_To be done_
Copy the records below exactly, leaving out any pictures.
### Entries
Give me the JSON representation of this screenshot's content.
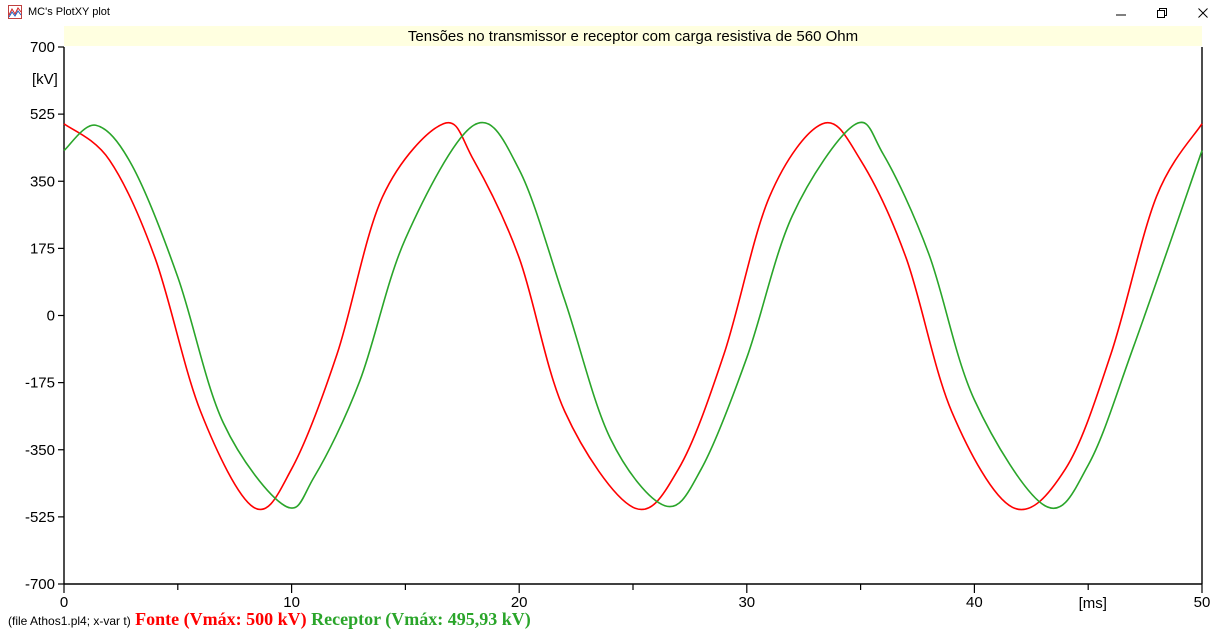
{
  "window": {
    "title": "MC's PlotXY plot",
    "minimize_icon": "minimize-icon",
    "restore_icon": "restore-icon",
    "close_icon": "close-icon"
  },
  "footer": {
    "file_info": "(file Athos1.pl4; x-var t)",
    "legend_fonte": "Fonte (Vmáx: 500 kV)",
    "legend_receptor": "Receptor (Vmáx: 495,93 kV)"
  },
  "colors": {
    "title_bg": "#ffffe0",
    "fonte": "#ff0000",
    "receptor": "#2aa52a",
    "axes": "#000000"
  },
  "chart_data": {
    "type": "line",
    "title": "Tensões no transmissor e receptor com carga resistiva de 560 Ohm",
    "xlabel": "[ms]",
    "ylabel": "[kV]",
    "xlim": [
      0,
      50
    ],
    "ylim": [
      -700,
      700
    ],
    "xticks": [
      "0",
      "10",
      "20",
      "30",
      "40",
      "50"
    ],
    "yticks": [
      "700",
      "525",
      "350",
      "175",
      "0",
      "-175",
      "-350",
      "-525",
      "-700"
    ],
    "grid": false,
    "legend_position": "bottom",
    "series": [
      {
        "name": "Fonte (Vmáx: 500 kV)",
        "color": "#ff0000",
        "x": [
          0,
          2,
          4,
          6,
          8.33,
          10,
          12,
          14,
          16.67,
          18,
          20,
          22,
          25,
          27,
          29,
          31,
          33.33,
          35,
          37,
          39,
          41.67,
          44,
          46,
          48,
          50
        ],
        "y": [
          500,
          405,
          150,
          -250,
          -500,
          -400,
          -100,
          310,
          500,
          405,
          150,
          -250,
          -500,
          -400,
          -100,
          310,
          500,
          405,
          150,
          -250,
          -500,
          -400,
          -100,
          310,
          500
        ]
      },
      {
        "name": "Receptor (Vmáx: 495,93 kV)",
        "color": "#2aa52a",
        "x": [
          0,
          1.4,
          3,
          5,
          7,
          9.7,
          11,
          13,
          15,
          18,
          20,
          22,
          24,
          26.4,
          28,
          30,
          32,
          34.7,
          36,
          38,
          40,
          43.1,
          45,
          47,
          50
        ],
        "y": [
          430,
          496,
          390,
          100,
          -280,
          -496,
          -420,
          -170,
          200,
          496,
          380,
          40,
          -320,
          -496,
          -400,
          -110,
          260,
          496,
          420,
          160,
          -220,
          -496,
          -390,
          -80,
          430
        ]
      }
    ]
  }
}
######
_Result of the task_
Give me the JSON representation of this screenshot's content.
{
  "window": {
    "title": "MC's PlotXY plot",
    "minimize_icon": "minimize-icon",
    "restore_icon": "restore-icon",
    "close_icon": "close-icon"
  },
  "footer": {
    "file_info": "(file Athos1.pl4; x-var t)",
    "legend_fonte": "Fonte (Vmáx: 500 kV)",
    "legend_receptor": "Receptor (Vmáx: 495,93 kV)"
  },
  "colors": {
    "title_bg": "#ffffe0",
    "fonte": "#ff0000",
    "receptor": "#2aa52a",
    "axes": "#000000"
  },
  "chart_data": {
    "type": "line",
    "title": "Tensões no transmissor e receptor com carga resistiva de 560 Ohm",
    "xlabel": "[ms]",
    "ylabel": "[kV]",
    "xlim": [
      0,
      50
    ],
    "ylim": [
      -700,
      700
    ],
    "xticks": [
      "0",
      "10",
      "20",
      "30",
      "40",
      "50"
    ],
    "yticks": [
      "700",
      "525",
      "350",
      "175",
      "0",
      "-175",
      "-350",
      "-525",
      "-700"
    ],
    "grid": false,
    "legend_position": "bottom",
    "series": [
      {
        "name": "Fonte (Vmáx: 500 kV)",
        "color": "#ff0000",
        "x": [
          0,
          2,
          4,
          6,
          8.33,
          10,
          12,
          14,
          16.67,
          18,
          20,
          22,
          25,
          27,
          29,
          31,
          33.33,
          35,
          37,
          39,
          41.67,
          44,
          46,
          48,
          50
        ],
        "y": [
          500,
          405,
          150,
          -250,
          -500,
          -400,
          -100,
          310,
          500,
          405,
          150,
          -250,
          -500,
          -400,
          -100,
          310,
          500,
          405,
          150,
          -250,
          -500,
          -400,
          -100,
          310,
          500
        ]
      },
      {
        "name": "Receptor (Vmáx: 495,93 kV)",
        "color": "#2aa52a",
        "x": [
          0,
          1.4,
          3,
          5,
          7,
          9.7,
          11,
          13,
          15,
          18,
          20,
          22,
          24,
          26.4,
          28,
          30,
          32,
          34.7,
          36,
          38,
          40,
          43.1,
          45,
          47,
          50
        ],
        "y": [
          430,
          496,
          390,
          100,
          -280,
          -496,
          -420,
          -170,
          200,
          496,
          380,
          40,
          -320,
          -496,
          -400,
          -110,
          260,
          496,
          420,
          160,
          -220,
          -496,
          -390,
          -80,
          430
        ]
      }
    ]
  }
}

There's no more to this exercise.